**Raw records:**
++++++++++++++++++++

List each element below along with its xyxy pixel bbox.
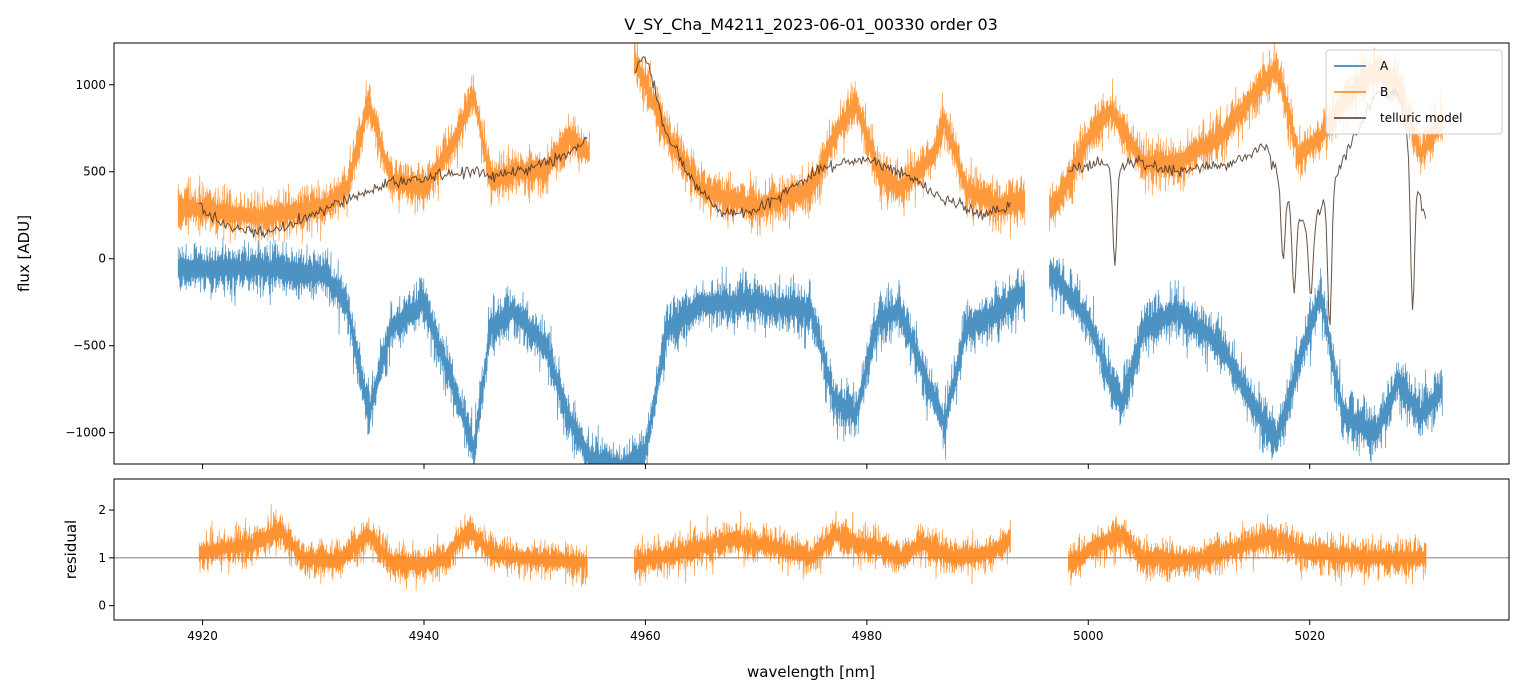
bottom-axes-frame: [113, 478, 1510, 621]
y-tick-label: 1000: [75, 78, 106, 92]
bottom-plot-area: [114, 504, 1509, 591]
top-y-axis-label: flux [ADU]: [15, 215, 33, 292]
y-tick-label: −1000: [65, 426, 106, 440]
x-tick-label: 4980: [852, 629, 883, 643]
residual-line: [198, 504, 1427, 591]
top-x-ticks: [202, 464, 1311, 469]
x-tick-label: 5000: [1073, 629, 1104, 643]
top-panel: −1000 −500 0 500 1000 flux [ADU] A B telluri…: [15, 42, 1510, 469]
legend-box: [1325, 49, 1503, 135]
legend: A B telluric model: [1325, 49, 1503, 135]
top-plot-area: [177, 43, 1443, 464]
chart-title: V_SY_Cha_M4211_2023-06-01_00330 order 03: [624, 15, 998, 35]
bottom-panel: 4920 4940 4960 4980 5000 5020 0 1 2 residual wa…: [62, 478, 1510, 681]
y-tick-label: 1: [98, 551, 106, 565]
x-tick-label: 4940: [409, 629, 440, 643]
legend-label-a: A: [1380, 59, 1389, 73]
bottom-y-ticks: 0 1 2: [98, 503, 114, 613]
x-tick-label: 5020: [1294, 629, 1325, 643]
x-tick-label: 4920: [187, 629, 218, 643]
y-tick-label: 500: [83, 165, 106, 179]
y-tick-label: 2: [98, 503, 106, 517]
x-tick-label: 4960: [630, 629, 661, 643]
legend-label-b: B: [1380, 85, 1388, 99]
top-y-ticks: −1000 −500 0 500 1000: [65, 78, 114, 440]
top-axes-frame: [113, 42, 1510, 465]
legend-label-telluric: telluric model: [1380, 111, 1462, 125]
bottom-x-ticks: 4920 4940 4960 4980 5000 5020: [187, 620, 1325, 643]
series-a-line: [177, 237, 1443, 464]
x-axis-label: wavelength [nm]: [747, 663, 875, 681]
y-tick-label: −500: [73, 339, 106, 353]
y-tick-label: 0: [98, 599, 106, 613]
bottom-y-axis-label: residual: [62, 520, 80, 579]
y-tick-label: 0: [98, 252, 106, 266]
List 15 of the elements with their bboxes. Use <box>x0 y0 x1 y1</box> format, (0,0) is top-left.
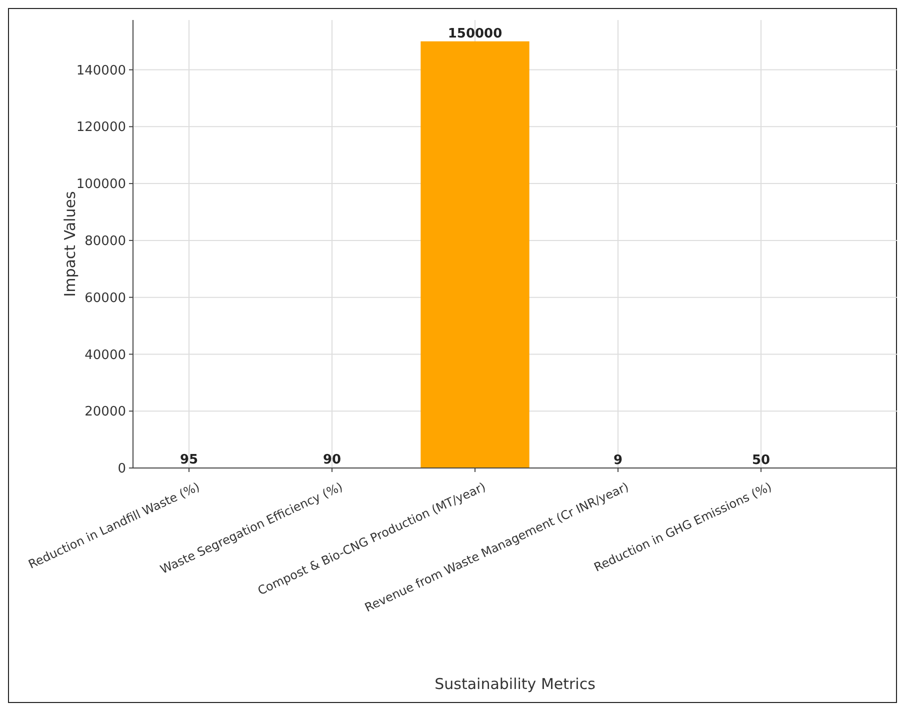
data-label: 150000 <box>448 26 502 42</box>
data-label: 90 <box>322 452 342 468</box>
data-label: 50 <box>752 452 770 468</box>
y-tick-label: 120000 <box>76 120 126 136</box>
data-label: 9 <box>613 452 623 468</box>
x-axis-title: Sustainability Metrics <box>434 675 596 693</box>
y-tick-label: 40000 <box>84 348 126 363</box>
y-tick-label: 0 <box>118 462 126 477</box>
y-tick-label: 100000 <box>76 177 126 192</box>
y-axis-title: Impact Values <box>61 190 79 297</box>
y-tick-label: 20000 <box>84 404 126 420</box>
y-tick-label: 80000 <box>84 234 126 249</box>
y-tick-label: 60000 <box>84 290 126 306</box>
data-label: 95 <box>180 452 198 468</box>
y-tick-label: 140000 <box>76 63 126 78</box>
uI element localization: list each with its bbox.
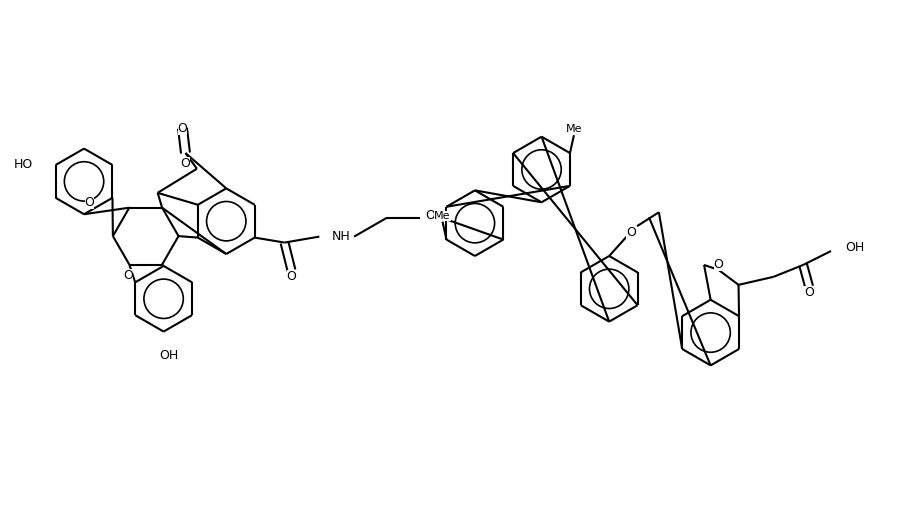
Text: OH: OH [845,241,864,253]
Text: HO: HO [14,158,33,172]
Text: O: O [123,269,133,282]
Text: O: O [626,226,636,239]
Text: O: O [425,209,435,222]
Text: O: O [178,122,187,135]
Text: NH: NH [331,230,350,243]
Text: O: O [713,259,724,271]
Text: O: O [84,196,94,209]
Text: O: O [180,157,190,170]
Text: O: O [286,270,296,283]
Text: OH: OH [159,350,178,362]
Text: O: O [804,286,814,299]
Text: Me: Me [435,211,451,221]
Text: Me: Me [566,124,582,134]
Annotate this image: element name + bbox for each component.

++++++++++++++++++++

**Work instructions:** Put every line of the records above into a JSON list of strings, one string per line, skipping blank lines. Leave the pictures out.

**Result of the task:**
[
  "List each element below along with its xyxy pixel bbox.",
  "bottom-axes-frame: [113, 478, 1510, 621]",
  "y-tick-label: 1000: [75, 78, 106, 92]",
  "bottom-plot-area: [114, 504, 1509, 591]",
  "top-y-axis-label: flux [ADU]: [15, 215, 33, 292]",
  "y-tick-label: −1000: [65, 426, 106, 440]",
  "x-tick-label: 4980: [852, 629, 883, 643]",
  "residual-line: [198, 504, 1427, 591]",
  "top-x-ticks: [202, 464, 1311, 469]",
  "x-tick-label: 5000: [1073, 629, 1104, 643]",
  "top-panel: −1000 −500 0 500 1000 flux [ADU] A B telluri…: [15, 42, 1510, 469]",
  "legend-box: [1325, 49, 1503, 135]",
  "legend: A B telluric model: [1325, 49, 1503, 135]",
  "top-plot-area: [177, 43, 1443, 464]",
  "chart-title: V_SY_Cha_M4211_2023-06-01_00330 order 03: [624, 15, 998, 35]",
  "bottom-panel: 4920 4940 4960 4980 5000 5020 0 1 2 residual wa…: [62, 478, 1510, 681]",
  "y-tick-label: 1: [98, 551, 106, 565]",
  "x-tick-label: 4940: [409, 629, 440, 643]",
  "legend-label-a: A: [1380, 59, 1389, 73]",
  "bottom-y-ticks: 0 1 2: [98, 503, 114, 613]",
  "x-tick-label: 5020: [1294, 629, 1325, 643]",
  "x-tick-label: 4920: [187, 629, 218, 643]",
  "y-tick-label: 500: [83, 165, 106, 179]",
  "y-tick-label: 2: [98, 503, 106, 517]",
  "x-tick-label: 4960: [630, 629, 661, 643]",
  "legend-label-b: B: [1380, 85, 1388, 99]",
  "top-y-ticks: −1000 −500 0 500 1000: [65, 78, 114, 440]",
  "top-axes-frame: [113, 42, 1510, 465]",
  "legend-label-telluric: telluric model: [1380, 111, 1462, 125]",
  "bottom-x-ticks: 4920 4940 4960 4980 5000 5020: [187, 620, 1325, 643]",
  "series-a-line: [177, 237, 1443, 464]",
  "x-axis-label: wavelength [nm]: [747, 663, 875, 681]",
  "y-tick-label: −500: [73, 339, 106, 353]",
  "y-tick-label: 0: [98, 599, 106, 613]",
  "bottom-y-axis-label: residual: [62, 520, 80, 579]",
  "y-tick-label: 0: [98, 252, 106, 266]",
  "List 15 of the elements with their bboxes. Use <box>x0 y0 x1 y1</box> format, (0,0) is top-left.",
  "data-label: 150000 <box>448 26 502 42</box>",
  "data-label: 90 <box>322 452 342 468</box>",
  "data-label: 50 <box>752 452 770 468</box>",
  "y-tick-label: 120000 <box>76 120 126 136</box>",
  "data-label: 9 <box>613 452 623 468</box>",
  "x-axis-title: Sustainability Metrics <box>434 675 596 693</box>",
  "y-tick-label: 40000 <box>84 348 126 363</box>",
  "y-tick-label: 0 <box>118 462 126 477</box>",
  "y-tick-label: 100000 <box>76 177 126 192</box>",
  "y-axis-title: Impact Values <box>61 190 79 297</box>",
  "y-tick-label: 20000 <box>84 404 126 420</box>",
  "y-tick-label: 80000 <box>84 234 126 249</box>",
  "y-tick-label: 60000 <box>84 290 126 306</box>",
  "data-label: 95 <box>180 452 198 468</box>",
  "y-tick-label: 140000 <box>76 63 126 78</box>",
  "uI element localization: list each with its bbox.",
  "Text: OH: OH [845,241,864,253]",
  "Text: HO: HO [14,158,33,172]",
  "Text: O: O [123,269,133,282]",
  "Text: O: O [626,226,636,239]",
  "Text: O: O [425,209,435,222]",
  "Text: O: O [178,122,187,135]",
  "Text: NH: NH [331,230,350,243]",
  "Text: O: O [713,259,724,271]",
  "Text: O: O [84,196,94,209]",
  "Text: O: O [180,157,190,170]",
  "Text: O: O [286,270,296,283]",
  "Text: OH: OH [159,350,178,362]",
  "Text: O: O [804,286,814,299]",
  "Text: Me: Me [435,211,451,221]",
  "Text: Me: Me [566,124,582,134]",
  "Annotate this image: element name + bbox for each component."
]